--- BEGIN ---
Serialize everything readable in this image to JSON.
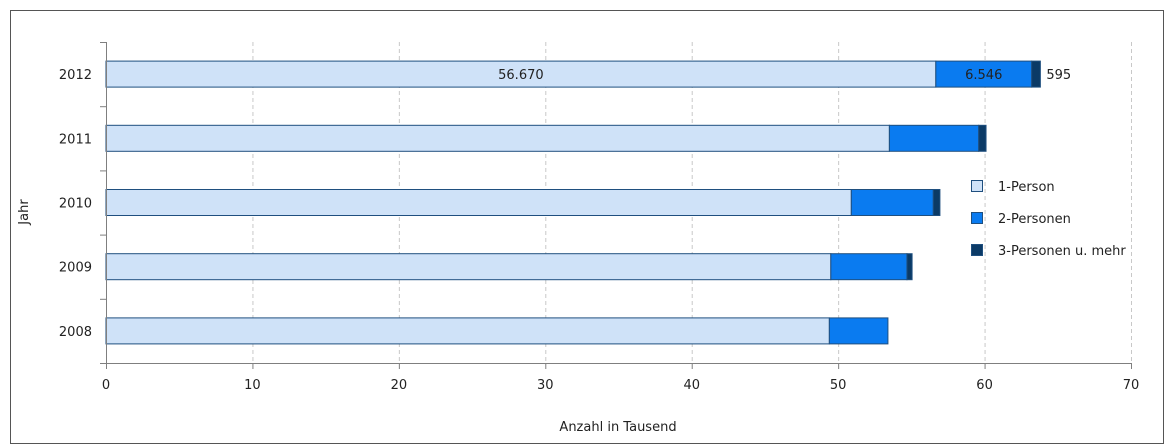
{
  "chart_data": {
    "type": "bar",
    "orientation": "horizontal",
    "stacked": true,
    "categories": [
      "2012",
      "2011",
      "2010",
      "2009",
      "2008"
    ],
    "series": [
      {
        "name": "1-Person",
        "color": "#cfe2f8",
        "values": [
          56.67,
          53.5,
          50.9,
          49.5,
          49.4
        ]
      },
      {
        "name": "2-Personen",
        "color": "#0a7bf0",
        "values": [
          6.546,
          6.1,
          5.6,
          5.2,
          4.0
        ]
      },
      {
        "name": "3-Personen u. mehr",
        "color": "#0b3a66",
        "values": [
          0.595,
          0.5,
          0.45,
          0.35,
          0.0
        ]
      }
    ],
    "data_labels": {
      "2012": [
        "56.670",
        "6.546",
        "595"
      ]
    },
    "xlabel": "Anzahl in Tausend",
    "ylabel": "Jahr",
    "xlim": [
      0,
      70
    ],
    "xticks": [
      0,
      10,
      20,
      30,
      40,
      50,
      60,
      70
    ],
    "grid": true,
    "legend_position": "right"
  }
}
--- END ---
*WRITTEN PROBLEM*: Among the lines of the data, identify those with the word "color". Copy each of them.

*RESULT OF THIS EXERCISE*:
        "color": "#cfe2f8",
        "color": "#0a7bf0",
        "color": "#0b3a66",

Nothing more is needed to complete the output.